-- EXERCISE DESCRIPTION --
Find every line in the records below that holds the word "this", and copy each one.

-- EXERCISE MATERIALS --
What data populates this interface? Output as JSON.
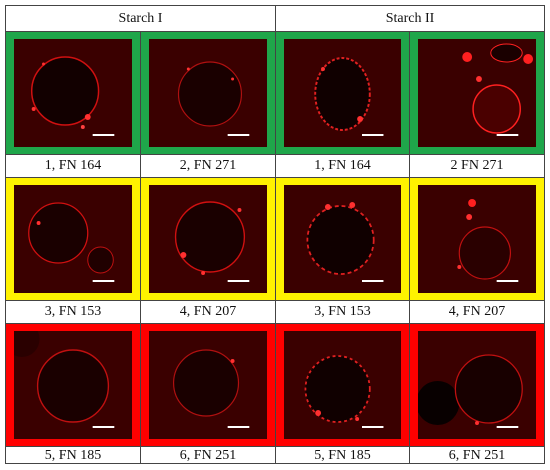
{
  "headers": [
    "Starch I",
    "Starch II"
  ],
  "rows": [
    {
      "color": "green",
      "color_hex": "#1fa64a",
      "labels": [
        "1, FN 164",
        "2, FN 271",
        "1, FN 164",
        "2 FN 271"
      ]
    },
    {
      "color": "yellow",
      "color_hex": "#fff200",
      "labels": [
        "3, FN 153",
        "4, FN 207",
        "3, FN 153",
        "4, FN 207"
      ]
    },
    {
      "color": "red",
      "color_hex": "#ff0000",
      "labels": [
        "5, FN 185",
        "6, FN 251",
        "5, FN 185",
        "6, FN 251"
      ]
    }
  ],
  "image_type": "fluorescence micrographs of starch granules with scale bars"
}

* * *

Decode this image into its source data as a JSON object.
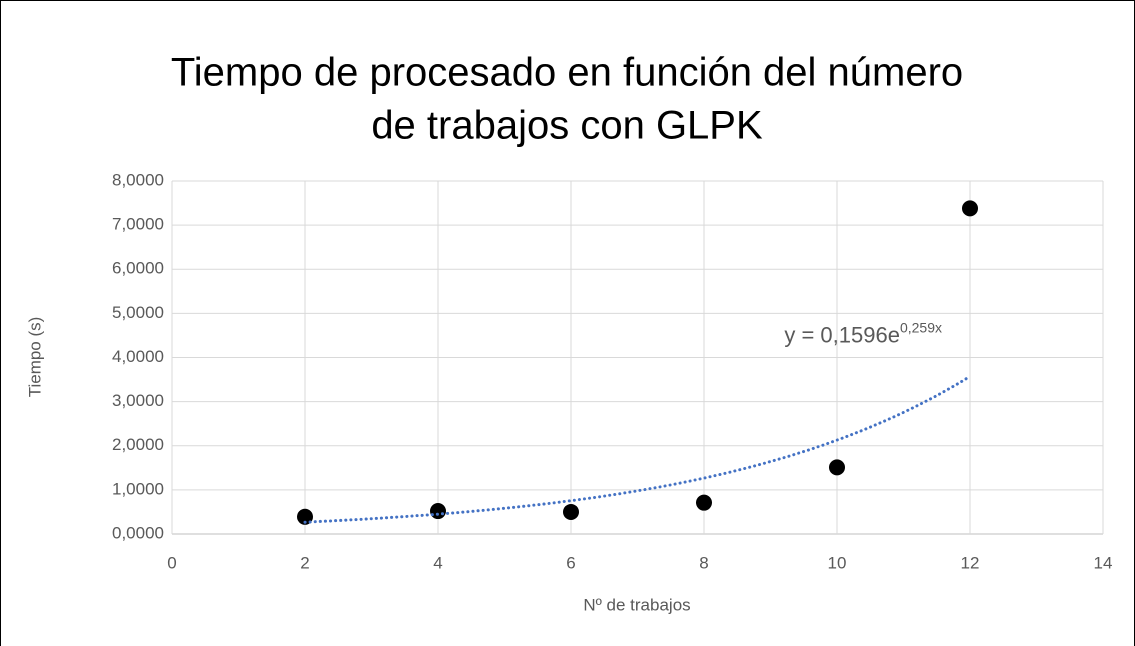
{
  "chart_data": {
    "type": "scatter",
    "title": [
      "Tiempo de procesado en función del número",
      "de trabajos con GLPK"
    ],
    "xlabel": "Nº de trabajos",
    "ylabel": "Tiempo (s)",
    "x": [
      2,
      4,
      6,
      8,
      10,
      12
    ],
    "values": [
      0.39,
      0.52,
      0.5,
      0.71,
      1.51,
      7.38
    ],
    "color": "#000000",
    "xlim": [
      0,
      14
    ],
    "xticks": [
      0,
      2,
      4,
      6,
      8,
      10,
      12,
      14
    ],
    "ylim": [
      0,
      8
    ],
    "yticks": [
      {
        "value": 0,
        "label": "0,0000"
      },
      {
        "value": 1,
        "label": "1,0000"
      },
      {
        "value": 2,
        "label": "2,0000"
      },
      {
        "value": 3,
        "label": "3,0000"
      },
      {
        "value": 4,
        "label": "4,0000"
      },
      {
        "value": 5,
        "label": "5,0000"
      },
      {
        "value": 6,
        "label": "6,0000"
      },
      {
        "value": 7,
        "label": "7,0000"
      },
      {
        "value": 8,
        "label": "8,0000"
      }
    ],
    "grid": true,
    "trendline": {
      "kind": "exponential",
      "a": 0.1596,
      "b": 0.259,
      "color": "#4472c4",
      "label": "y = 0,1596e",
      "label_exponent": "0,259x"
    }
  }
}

-- COMPLETED EXERCISE --
What data populates this interface? Output as JSON.
Decode this image into its source data as a JSON object.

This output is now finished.